# EXCERPTED RECORDS:
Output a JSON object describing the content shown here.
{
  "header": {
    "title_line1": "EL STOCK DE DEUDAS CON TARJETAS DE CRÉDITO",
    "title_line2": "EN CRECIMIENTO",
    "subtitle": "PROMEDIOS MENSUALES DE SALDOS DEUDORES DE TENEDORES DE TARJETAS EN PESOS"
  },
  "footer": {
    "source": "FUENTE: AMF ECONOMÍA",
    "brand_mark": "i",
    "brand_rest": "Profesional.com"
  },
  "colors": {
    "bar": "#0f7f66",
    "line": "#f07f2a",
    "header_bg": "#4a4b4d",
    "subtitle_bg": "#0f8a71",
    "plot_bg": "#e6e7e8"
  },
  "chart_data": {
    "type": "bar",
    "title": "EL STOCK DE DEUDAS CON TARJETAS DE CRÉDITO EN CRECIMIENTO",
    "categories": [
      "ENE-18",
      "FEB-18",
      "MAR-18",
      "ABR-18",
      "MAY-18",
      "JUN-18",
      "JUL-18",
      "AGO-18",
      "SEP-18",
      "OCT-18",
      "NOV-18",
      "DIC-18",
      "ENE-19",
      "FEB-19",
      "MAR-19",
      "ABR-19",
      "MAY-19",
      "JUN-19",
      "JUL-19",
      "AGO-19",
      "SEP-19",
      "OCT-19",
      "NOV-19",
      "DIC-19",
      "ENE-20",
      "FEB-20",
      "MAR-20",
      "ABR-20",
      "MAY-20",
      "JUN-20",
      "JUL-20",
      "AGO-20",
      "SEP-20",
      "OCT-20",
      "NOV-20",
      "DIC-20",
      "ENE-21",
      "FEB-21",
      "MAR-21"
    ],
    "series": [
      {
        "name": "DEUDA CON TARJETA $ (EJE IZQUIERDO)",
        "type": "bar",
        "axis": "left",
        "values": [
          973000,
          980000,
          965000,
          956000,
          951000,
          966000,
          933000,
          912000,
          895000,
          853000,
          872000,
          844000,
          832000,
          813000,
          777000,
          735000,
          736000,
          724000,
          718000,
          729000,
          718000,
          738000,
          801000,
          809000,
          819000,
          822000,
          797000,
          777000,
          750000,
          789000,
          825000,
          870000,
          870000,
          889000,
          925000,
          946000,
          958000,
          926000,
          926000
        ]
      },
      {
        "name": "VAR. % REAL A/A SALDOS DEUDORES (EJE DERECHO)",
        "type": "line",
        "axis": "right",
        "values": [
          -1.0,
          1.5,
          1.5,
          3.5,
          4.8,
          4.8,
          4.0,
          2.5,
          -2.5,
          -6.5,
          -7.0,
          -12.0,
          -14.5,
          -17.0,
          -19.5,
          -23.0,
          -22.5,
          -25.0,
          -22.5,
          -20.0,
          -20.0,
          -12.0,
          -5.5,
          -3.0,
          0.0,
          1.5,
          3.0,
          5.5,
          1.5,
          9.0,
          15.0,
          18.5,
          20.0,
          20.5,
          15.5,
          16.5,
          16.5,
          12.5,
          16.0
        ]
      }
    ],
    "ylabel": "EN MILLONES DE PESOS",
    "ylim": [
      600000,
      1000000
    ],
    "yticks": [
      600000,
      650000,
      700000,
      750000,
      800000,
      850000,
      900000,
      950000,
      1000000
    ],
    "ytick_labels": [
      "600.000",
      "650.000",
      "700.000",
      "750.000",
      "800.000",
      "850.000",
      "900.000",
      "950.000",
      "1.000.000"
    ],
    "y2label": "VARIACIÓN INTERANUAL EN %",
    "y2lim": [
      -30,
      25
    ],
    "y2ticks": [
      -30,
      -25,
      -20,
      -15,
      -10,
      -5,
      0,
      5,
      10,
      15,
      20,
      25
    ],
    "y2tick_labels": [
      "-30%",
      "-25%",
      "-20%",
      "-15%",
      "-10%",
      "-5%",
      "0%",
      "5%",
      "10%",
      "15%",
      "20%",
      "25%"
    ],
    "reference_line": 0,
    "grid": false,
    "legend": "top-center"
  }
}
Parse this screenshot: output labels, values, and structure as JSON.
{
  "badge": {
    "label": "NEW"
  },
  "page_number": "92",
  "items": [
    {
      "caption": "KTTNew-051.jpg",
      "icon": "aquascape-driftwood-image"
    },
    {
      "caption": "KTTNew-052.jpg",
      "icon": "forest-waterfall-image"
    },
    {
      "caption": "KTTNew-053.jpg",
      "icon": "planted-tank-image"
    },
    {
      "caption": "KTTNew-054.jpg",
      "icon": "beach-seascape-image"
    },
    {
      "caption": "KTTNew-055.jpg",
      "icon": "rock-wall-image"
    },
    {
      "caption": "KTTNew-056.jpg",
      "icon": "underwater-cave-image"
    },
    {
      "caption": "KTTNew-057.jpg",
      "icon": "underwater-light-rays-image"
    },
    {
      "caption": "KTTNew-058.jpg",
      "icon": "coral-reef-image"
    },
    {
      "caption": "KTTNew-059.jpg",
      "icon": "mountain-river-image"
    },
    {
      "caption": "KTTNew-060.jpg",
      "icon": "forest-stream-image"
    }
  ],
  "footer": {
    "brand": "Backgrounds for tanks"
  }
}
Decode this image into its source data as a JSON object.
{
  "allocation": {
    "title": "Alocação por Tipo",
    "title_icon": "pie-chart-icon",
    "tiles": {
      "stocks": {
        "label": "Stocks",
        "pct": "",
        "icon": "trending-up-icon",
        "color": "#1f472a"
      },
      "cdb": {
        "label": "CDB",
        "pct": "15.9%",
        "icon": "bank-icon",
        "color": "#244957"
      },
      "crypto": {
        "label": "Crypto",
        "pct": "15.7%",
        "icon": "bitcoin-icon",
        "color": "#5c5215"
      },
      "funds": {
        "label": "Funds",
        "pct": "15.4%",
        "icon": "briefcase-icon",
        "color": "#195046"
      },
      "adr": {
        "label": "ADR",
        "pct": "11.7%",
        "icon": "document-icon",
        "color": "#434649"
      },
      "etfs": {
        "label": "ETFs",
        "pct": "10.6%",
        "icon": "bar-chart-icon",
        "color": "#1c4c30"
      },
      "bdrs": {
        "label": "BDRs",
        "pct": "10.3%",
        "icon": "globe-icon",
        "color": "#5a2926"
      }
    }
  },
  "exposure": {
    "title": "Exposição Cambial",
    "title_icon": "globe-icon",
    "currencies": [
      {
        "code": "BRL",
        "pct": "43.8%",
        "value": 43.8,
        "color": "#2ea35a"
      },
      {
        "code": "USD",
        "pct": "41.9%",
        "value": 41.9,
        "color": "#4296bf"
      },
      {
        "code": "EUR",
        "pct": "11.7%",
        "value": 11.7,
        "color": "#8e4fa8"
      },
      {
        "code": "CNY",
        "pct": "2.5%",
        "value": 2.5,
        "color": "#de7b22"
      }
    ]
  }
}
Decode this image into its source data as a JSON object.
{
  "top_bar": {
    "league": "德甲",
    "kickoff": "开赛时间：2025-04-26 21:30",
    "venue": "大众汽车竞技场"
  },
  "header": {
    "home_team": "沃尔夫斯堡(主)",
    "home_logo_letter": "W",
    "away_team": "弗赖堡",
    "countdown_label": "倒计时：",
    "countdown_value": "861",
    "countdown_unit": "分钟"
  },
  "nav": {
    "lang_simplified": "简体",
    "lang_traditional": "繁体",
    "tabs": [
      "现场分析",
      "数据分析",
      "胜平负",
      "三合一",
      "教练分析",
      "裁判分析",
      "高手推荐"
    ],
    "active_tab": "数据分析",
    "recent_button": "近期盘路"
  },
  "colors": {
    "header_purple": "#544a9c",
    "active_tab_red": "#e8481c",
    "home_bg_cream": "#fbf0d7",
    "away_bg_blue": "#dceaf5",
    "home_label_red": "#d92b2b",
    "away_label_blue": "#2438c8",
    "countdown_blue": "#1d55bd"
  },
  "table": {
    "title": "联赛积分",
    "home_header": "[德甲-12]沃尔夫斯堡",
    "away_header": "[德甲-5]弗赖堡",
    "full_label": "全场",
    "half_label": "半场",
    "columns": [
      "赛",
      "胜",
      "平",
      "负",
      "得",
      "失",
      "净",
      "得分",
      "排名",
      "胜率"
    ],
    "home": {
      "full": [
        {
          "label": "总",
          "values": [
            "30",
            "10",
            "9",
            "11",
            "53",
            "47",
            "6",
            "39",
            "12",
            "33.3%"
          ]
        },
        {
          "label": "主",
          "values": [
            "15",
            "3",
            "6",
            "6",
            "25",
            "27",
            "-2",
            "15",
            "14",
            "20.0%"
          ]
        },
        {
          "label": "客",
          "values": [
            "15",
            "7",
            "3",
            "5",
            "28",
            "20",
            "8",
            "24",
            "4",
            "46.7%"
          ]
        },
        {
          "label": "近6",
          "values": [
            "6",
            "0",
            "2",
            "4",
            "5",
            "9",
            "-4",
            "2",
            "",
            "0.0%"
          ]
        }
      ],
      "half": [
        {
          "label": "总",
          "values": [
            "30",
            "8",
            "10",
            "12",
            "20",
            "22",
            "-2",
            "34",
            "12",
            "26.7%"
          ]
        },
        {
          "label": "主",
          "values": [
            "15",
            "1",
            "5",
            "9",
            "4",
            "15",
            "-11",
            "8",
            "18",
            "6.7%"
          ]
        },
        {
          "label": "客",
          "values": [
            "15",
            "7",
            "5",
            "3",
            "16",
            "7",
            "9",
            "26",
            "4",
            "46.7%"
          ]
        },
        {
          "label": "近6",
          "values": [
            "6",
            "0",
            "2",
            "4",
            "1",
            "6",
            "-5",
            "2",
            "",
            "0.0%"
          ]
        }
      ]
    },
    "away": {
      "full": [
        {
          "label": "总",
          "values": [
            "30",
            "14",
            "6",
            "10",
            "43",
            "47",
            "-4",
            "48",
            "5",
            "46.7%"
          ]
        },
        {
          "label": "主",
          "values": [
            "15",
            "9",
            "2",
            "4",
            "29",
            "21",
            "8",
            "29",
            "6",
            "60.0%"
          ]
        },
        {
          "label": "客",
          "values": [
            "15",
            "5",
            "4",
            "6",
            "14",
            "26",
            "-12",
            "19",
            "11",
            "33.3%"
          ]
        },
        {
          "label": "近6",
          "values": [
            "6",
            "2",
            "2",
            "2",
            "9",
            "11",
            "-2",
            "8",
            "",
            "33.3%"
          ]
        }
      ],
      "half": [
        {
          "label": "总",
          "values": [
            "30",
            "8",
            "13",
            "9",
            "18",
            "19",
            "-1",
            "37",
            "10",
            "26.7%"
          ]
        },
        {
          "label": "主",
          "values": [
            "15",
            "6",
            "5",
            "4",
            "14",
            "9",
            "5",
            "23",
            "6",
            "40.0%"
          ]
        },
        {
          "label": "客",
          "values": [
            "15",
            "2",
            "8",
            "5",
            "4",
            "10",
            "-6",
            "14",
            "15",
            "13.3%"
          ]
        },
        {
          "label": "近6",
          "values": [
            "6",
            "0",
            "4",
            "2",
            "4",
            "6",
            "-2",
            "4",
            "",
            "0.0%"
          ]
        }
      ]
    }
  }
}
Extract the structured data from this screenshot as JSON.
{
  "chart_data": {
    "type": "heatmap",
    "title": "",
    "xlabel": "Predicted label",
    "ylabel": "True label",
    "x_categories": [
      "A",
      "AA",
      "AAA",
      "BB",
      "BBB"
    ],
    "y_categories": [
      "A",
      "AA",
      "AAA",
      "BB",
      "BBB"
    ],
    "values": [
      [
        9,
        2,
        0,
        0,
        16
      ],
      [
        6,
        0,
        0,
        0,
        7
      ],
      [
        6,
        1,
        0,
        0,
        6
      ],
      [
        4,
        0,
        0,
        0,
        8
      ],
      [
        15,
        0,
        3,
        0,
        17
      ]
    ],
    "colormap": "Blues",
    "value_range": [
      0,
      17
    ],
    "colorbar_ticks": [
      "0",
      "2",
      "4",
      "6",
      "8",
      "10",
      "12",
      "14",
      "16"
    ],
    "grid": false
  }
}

# GOAL:
Scan the lines for the string "TARJETAS". Copy out each line that matches.

# FULL SOLUTION:
    "title_line1": "EL STOCK DE DEUDAS CON TARJETAS DE CRÉDITO",
    "subtitle": "PROMEDIOS MENSUALES DE SALDOS DEUDORES DE TENEDORES DE TARJETAS EN PESOS"
    "title": "EL STOCK DE DEUDAS CON TARJETAS DE CRÉDITO EN CRECIMIENTO",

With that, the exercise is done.